Challenge:
From the records below, copy every line that contains the word "Siti".

(Records contained in a dataset)
— start —

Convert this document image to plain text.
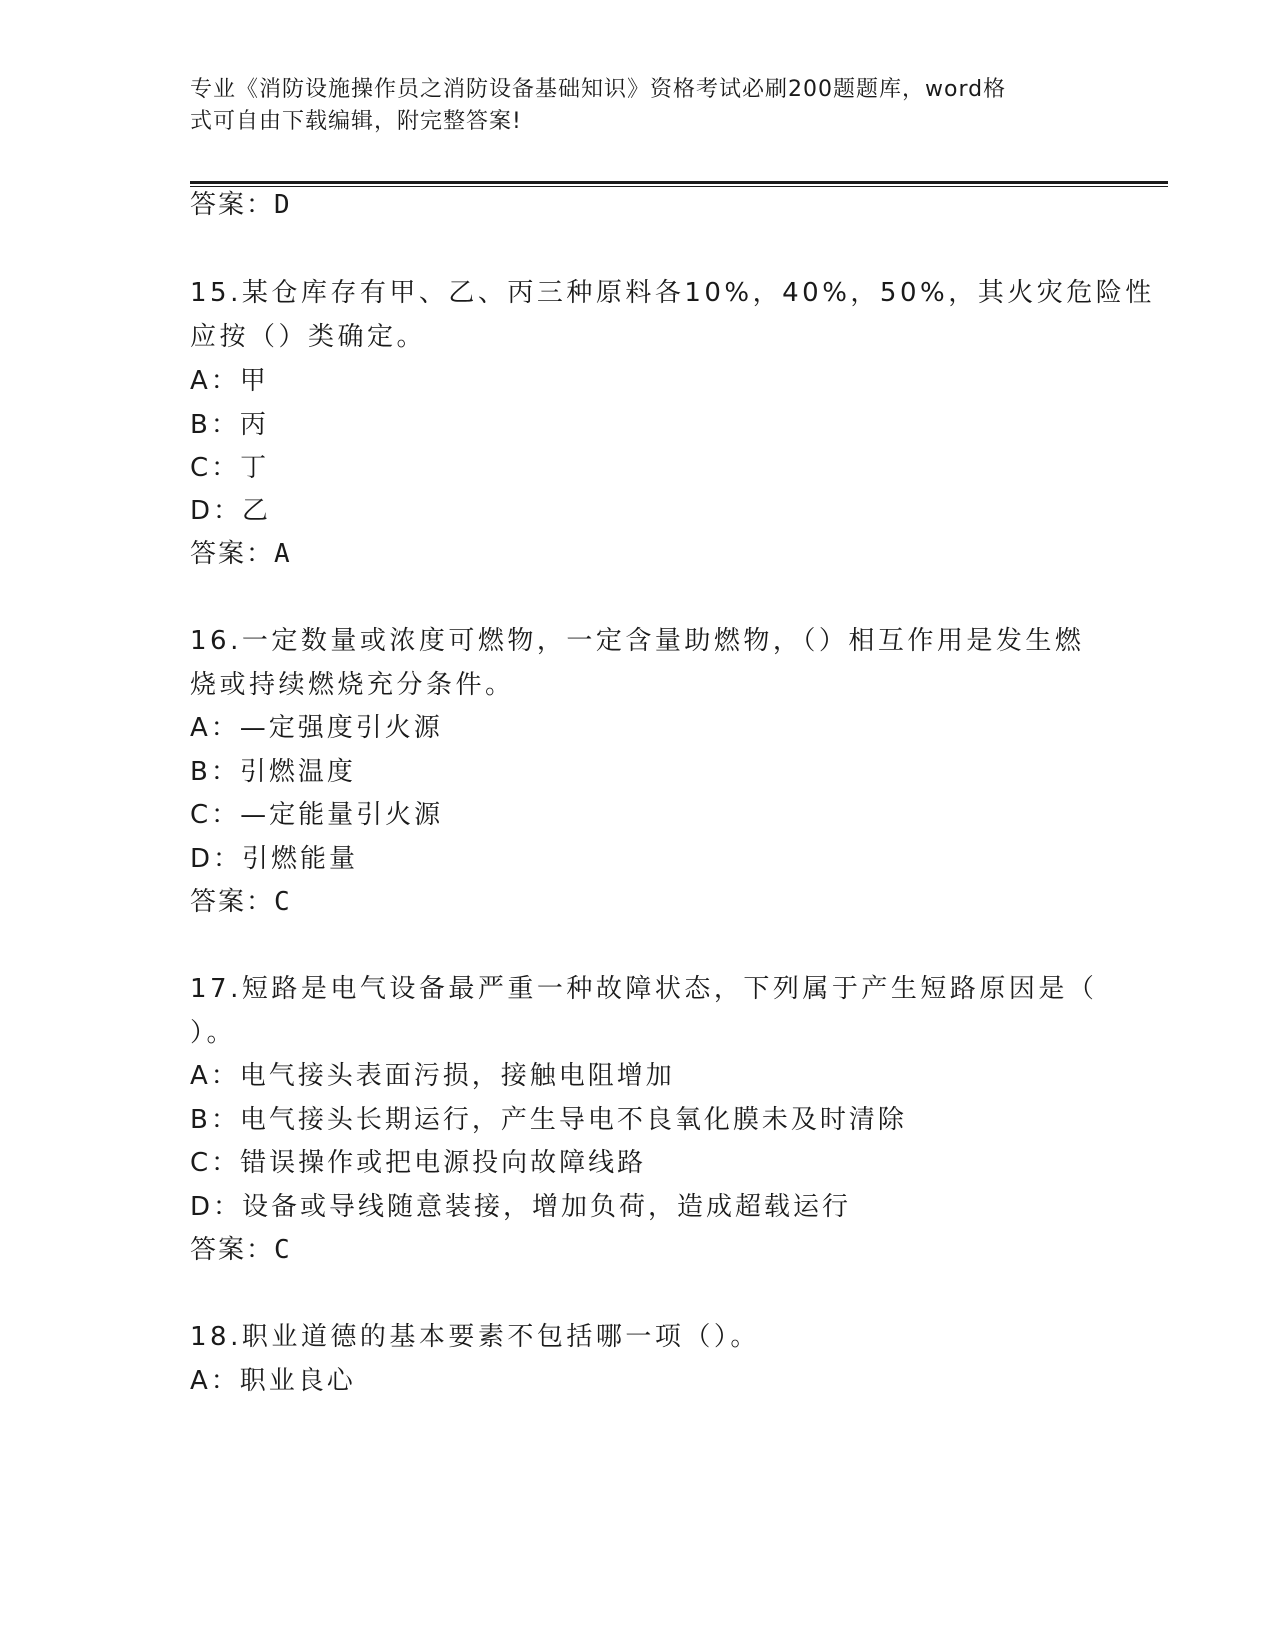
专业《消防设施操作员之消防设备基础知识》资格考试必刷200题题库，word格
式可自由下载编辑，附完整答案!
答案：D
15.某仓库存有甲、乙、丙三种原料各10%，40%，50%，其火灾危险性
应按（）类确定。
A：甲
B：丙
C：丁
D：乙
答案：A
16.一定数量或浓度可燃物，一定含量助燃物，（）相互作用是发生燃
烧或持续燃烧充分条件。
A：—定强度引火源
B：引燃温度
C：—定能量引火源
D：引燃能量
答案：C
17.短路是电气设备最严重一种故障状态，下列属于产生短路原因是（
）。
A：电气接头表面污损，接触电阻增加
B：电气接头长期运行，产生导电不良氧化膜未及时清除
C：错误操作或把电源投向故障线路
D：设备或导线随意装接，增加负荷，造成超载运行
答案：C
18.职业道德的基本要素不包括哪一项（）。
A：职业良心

— end —
— start —

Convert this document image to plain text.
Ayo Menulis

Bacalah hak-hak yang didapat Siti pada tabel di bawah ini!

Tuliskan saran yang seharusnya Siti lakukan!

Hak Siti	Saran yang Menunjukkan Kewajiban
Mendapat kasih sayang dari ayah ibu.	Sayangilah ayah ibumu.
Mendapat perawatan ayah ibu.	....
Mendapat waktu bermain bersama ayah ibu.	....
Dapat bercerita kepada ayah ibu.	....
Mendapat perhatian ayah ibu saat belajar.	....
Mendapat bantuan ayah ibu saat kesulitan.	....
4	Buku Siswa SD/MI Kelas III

— end —

Answer to this exercise:
Bacalah hak-hak yang didapat Siti pada tabel di bawah ini!
Tuliskan saran yang seharusnya Siti lakukan!
Hak Siti	Saran yang Menunjukkan Kewajiban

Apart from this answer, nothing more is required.